• **TO BE DONE**:
Pick out the lines below with "asphalt" and list them.

• **DATA ROWS**:
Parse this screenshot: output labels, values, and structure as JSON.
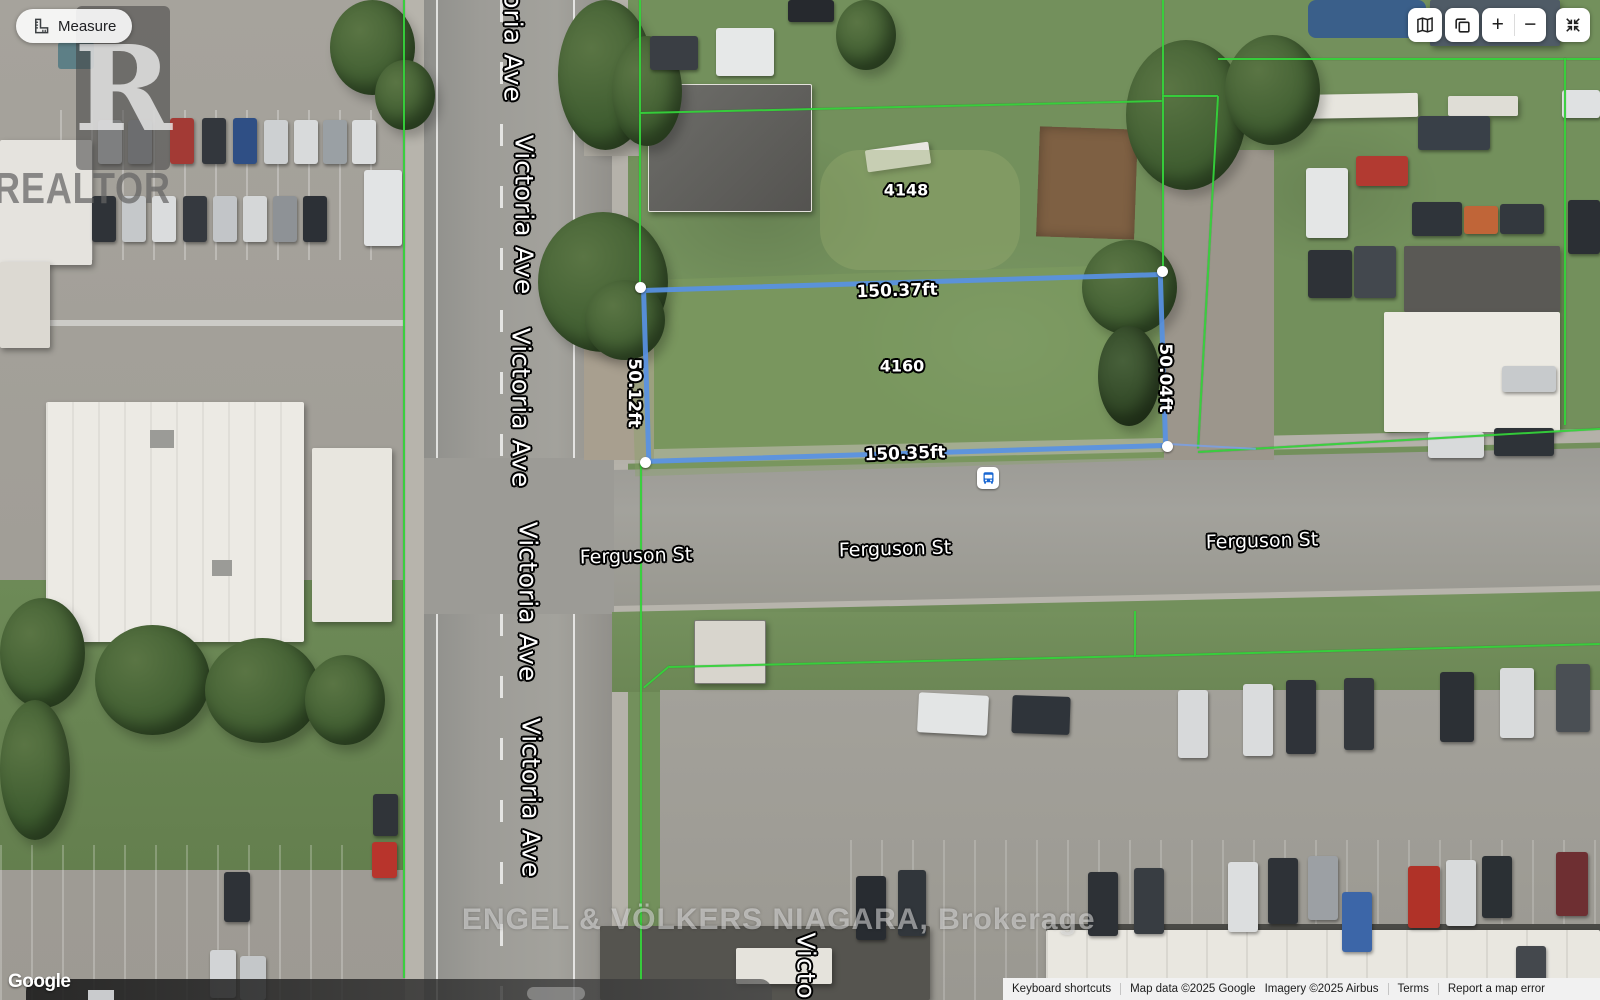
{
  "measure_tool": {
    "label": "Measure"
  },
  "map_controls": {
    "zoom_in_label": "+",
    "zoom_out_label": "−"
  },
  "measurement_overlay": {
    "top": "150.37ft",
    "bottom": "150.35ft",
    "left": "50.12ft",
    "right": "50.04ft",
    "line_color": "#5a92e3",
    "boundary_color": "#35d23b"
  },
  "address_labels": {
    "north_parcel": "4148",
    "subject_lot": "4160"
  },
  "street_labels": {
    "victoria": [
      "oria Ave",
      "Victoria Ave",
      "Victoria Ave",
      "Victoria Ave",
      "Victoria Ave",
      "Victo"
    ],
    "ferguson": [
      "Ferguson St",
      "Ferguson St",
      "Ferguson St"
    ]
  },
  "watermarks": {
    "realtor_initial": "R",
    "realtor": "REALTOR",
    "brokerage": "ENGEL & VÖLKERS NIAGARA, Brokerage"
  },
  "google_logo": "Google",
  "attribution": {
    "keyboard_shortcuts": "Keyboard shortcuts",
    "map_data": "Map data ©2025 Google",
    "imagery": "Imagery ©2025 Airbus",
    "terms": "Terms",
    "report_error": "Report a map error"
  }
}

--

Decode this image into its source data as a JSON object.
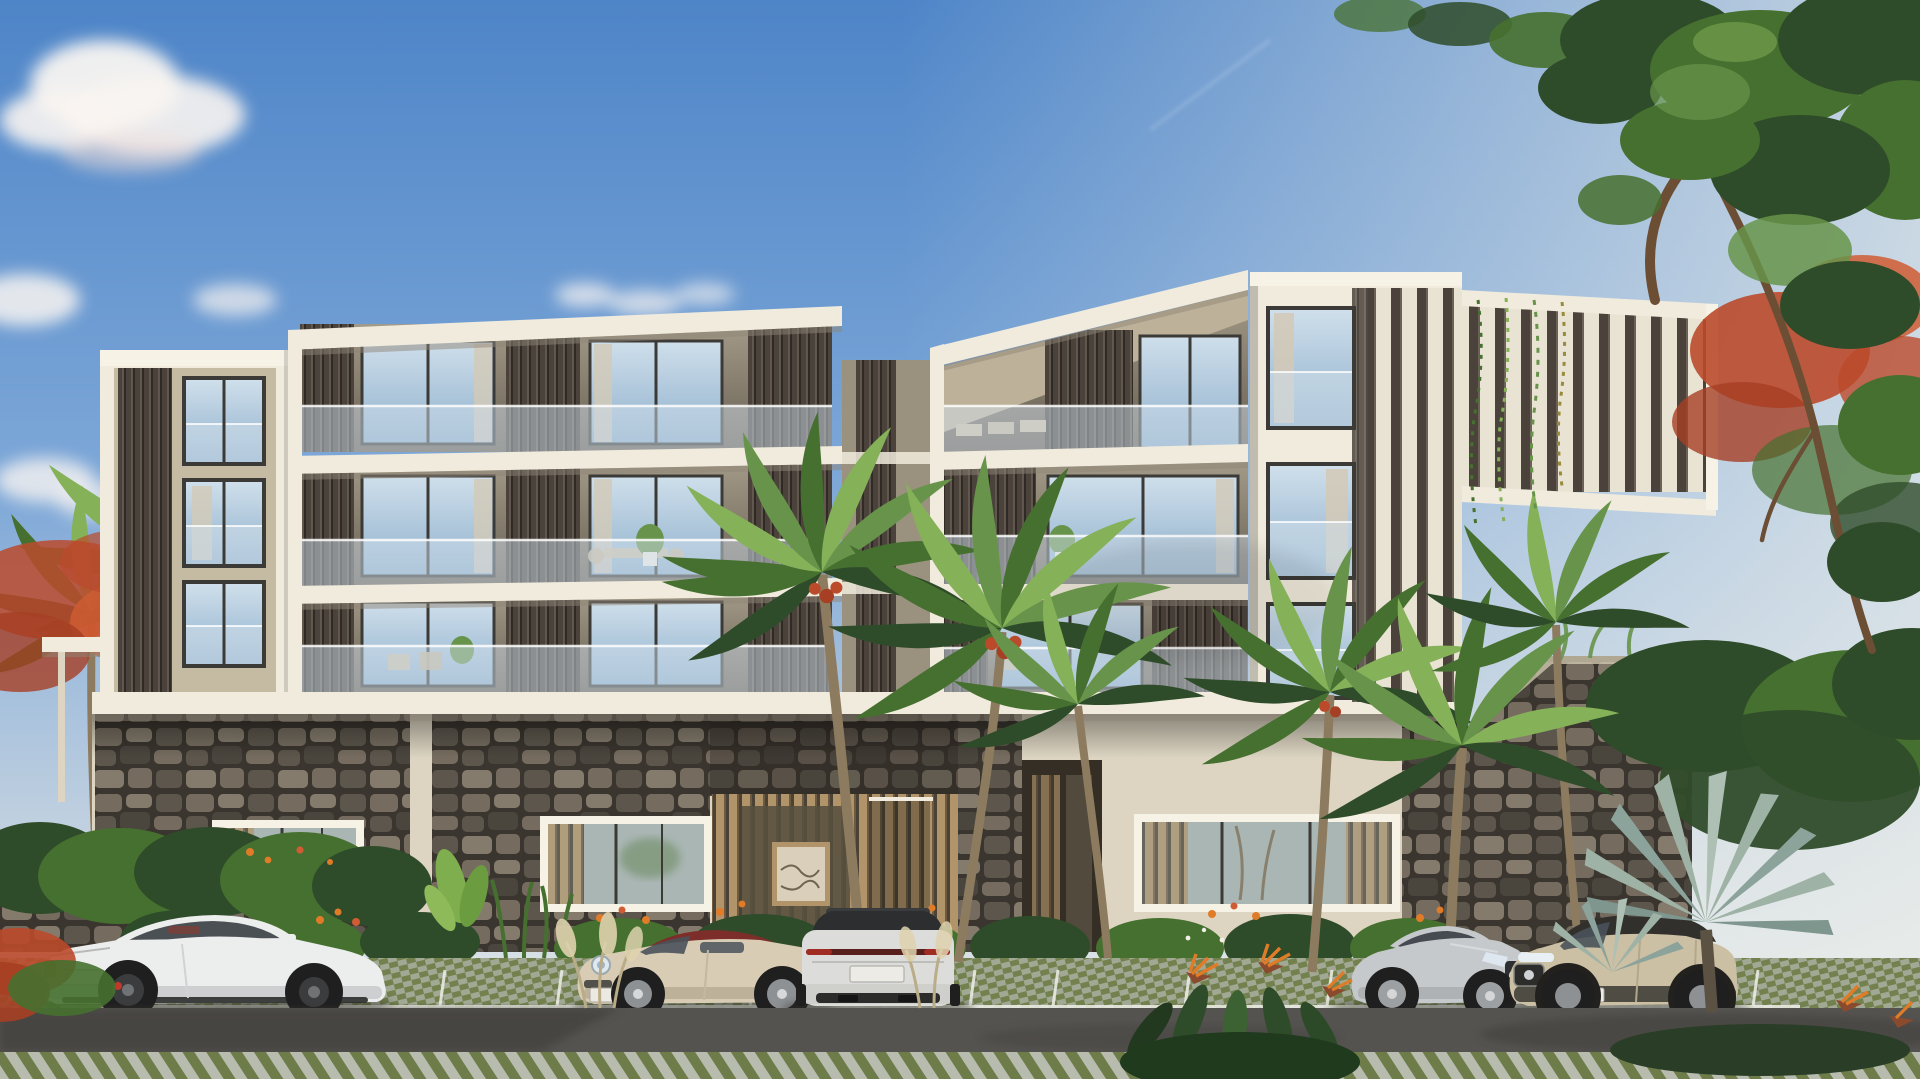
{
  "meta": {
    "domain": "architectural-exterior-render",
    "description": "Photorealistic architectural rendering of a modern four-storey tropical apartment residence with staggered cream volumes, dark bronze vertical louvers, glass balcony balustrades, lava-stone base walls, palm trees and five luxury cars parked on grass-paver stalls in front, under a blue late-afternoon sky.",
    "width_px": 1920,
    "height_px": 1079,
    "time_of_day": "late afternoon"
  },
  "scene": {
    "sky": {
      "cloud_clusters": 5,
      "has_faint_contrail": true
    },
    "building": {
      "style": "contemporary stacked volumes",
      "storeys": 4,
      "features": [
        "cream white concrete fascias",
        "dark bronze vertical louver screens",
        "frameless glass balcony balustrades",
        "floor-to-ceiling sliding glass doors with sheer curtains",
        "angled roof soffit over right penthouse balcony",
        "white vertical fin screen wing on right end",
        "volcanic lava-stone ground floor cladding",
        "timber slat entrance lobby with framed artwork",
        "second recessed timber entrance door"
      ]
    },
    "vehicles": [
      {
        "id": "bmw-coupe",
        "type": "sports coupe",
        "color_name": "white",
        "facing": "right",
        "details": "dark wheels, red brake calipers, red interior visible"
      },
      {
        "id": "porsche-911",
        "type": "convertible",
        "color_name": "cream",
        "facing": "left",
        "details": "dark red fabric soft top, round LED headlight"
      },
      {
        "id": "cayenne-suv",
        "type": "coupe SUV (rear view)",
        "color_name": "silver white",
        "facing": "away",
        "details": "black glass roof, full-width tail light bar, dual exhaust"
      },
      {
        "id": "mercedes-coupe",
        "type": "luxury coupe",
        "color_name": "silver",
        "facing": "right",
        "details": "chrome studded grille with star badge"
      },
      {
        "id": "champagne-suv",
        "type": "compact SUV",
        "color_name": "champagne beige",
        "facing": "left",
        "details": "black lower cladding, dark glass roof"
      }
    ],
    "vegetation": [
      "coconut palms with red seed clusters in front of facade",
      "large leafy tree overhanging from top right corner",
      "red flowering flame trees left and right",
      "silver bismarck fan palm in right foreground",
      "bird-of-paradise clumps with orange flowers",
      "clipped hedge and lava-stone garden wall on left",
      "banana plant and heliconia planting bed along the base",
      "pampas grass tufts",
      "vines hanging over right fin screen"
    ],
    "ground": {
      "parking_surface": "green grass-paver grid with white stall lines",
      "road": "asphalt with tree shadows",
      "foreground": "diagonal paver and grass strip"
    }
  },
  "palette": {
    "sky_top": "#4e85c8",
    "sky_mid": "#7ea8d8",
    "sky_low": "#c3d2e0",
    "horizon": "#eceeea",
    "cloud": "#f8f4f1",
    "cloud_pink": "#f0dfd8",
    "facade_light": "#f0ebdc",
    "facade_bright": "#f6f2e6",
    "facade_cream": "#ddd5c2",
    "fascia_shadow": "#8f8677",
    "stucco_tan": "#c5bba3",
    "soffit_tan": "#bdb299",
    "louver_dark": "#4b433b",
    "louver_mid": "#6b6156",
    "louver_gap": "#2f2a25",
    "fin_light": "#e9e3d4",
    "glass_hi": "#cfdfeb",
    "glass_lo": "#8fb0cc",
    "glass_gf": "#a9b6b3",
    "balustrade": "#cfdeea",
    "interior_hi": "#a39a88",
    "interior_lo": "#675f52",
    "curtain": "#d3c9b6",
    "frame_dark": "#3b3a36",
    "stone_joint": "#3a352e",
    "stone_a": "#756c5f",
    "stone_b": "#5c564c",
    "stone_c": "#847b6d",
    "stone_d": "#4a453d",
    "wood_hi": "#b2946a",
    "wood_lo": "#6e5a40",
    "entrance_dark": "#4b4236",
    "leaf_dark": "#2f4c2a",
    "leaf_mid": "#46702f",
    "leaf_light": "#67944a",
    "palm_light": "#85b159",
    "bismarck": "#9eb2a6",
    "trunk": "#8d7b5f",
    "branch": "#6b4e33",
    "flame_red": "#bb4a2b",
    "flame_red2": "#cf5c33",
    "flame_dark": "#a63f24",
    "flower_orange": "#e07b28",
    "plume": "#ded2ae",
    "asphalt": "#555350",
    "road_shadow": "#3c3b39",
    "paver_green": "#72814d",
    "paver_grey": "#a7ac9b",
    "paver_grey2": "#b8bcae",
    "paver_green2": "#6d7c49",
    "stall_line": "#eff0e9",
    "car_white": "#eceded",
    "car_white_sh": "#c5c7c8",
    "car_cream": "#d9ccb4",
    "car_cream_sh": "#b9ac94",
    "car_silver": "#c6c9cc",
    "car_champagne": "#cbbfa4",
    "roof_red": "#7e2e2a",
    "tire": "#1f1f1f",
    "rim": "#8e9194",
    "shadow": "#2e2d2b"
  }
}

• **SOLUTION FOR THIS EXERCISE**:
      "road": "asphalt with tree shadows",
    "asphalt": "#555350",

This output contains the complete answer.